**Stated exercise:** Leave out the pictures and repeat the rest of the material exactly.

**Entries:**
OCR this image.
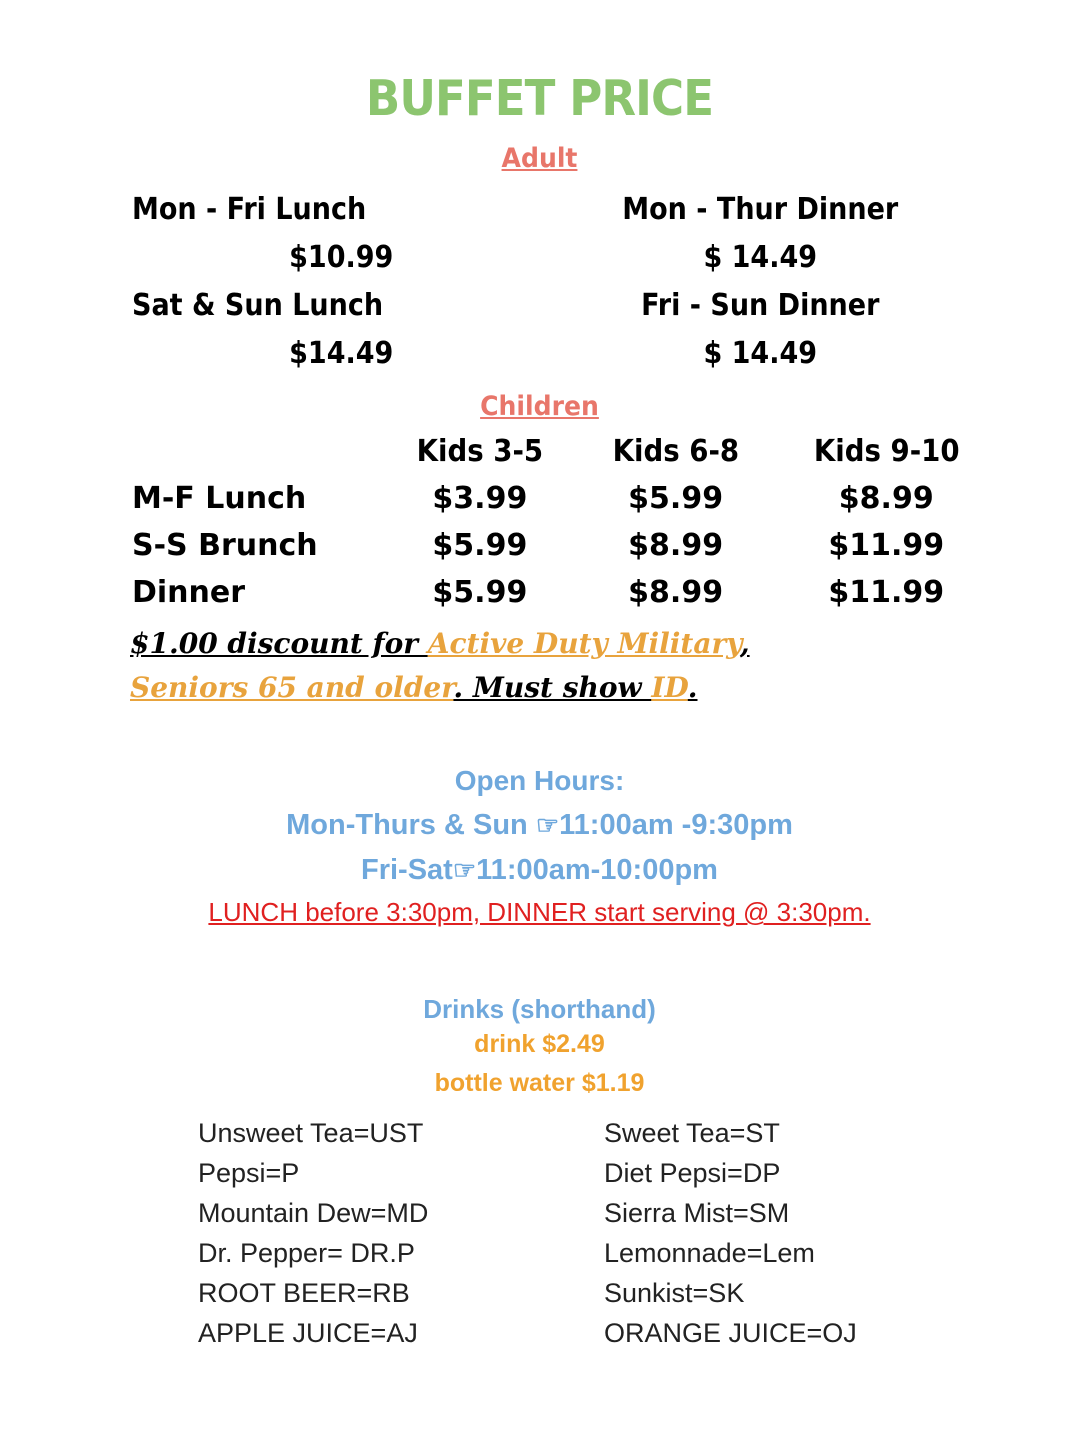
BUFFET PRICE
Adult
Mon - Fri Lunch	Mon - Thur Dinner
$10.99	$ 14.49
Sat & Sun Lunch	Fri - Sun Dinner
$14.49	$ 14.49
Children
	Kids 3-5	Kids 6-8	Kids 9-10
M-F Lunch	$3.99	$5.99	$8.99
S-S Brunch	$5.99	$8.99	$11.99
Dinner	$5.99	$8.99	$11.99
$1.00 discount for Active Duty Military,
Seniors 65 and older. Must show ID.
Open Hours:
Mon-Thurs & Sun ☞11:00am -9:30pm
Fri-Sat☞11:00am-10:00pm
LUNCH before 3:30pm, DINNER start serving @ 3:30pm.
Drinks (shorthand)
drink $2.49
bottle water $1.19
Unsweet Tea=UST	Sweet Tea=ST
Pepsi=P	Diet Pepsi=DP
Mountain Dew=MD	Sierra Mist=SM
Dr. Pepper= DR.P	Lemonnade=Lem
ROOT BEER=RB	Sunkist=SK
APPLE JUICE=AJ	ORANGE JUICE=OJ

**The result:**
OCR this image.
BUFFET PRICE
Adult
Mon - Fri Lunch	Mon - Thur Dinner
$10.99	$ 14.49
Sat & Sun Lunch	Fri - Sun Dinner
$14.49	$ 14.49
Children
	Kids 3-5	Kids 6-8	Kids 9-10
M-F Lunch	$3.99	$5.99	$8.99
S-S Brunch	$5.99	$8.99	$11.99
Dinner	$5.99	$8.99	$11.99
$1.00 discount for Active Duty Military,
Seniors 65 and older. Must show ID.
Open Hours:
Mon-Thurs & Sun ☞11:00am -9:30pm
Fri-Sat☞11:00am-10:00pm
LUNCH before 3:30pm, DINNER start serving @ 3:30pm.
Drinks (shorthand)
drink $2.49
bottle water $1.19
Unsweet Tea=UST	Sweet Tea=ST
Pepsi=P	Diet Pepsi=DP
Mountain Dew=MD	Sierra Mist=SM
Dr. Pepper= DR.P	Lemonnade=Lem
ROOT BEER=RB	Sunkist=SK
APPLE JUICE=AJ	ORANGE JUICE=OJ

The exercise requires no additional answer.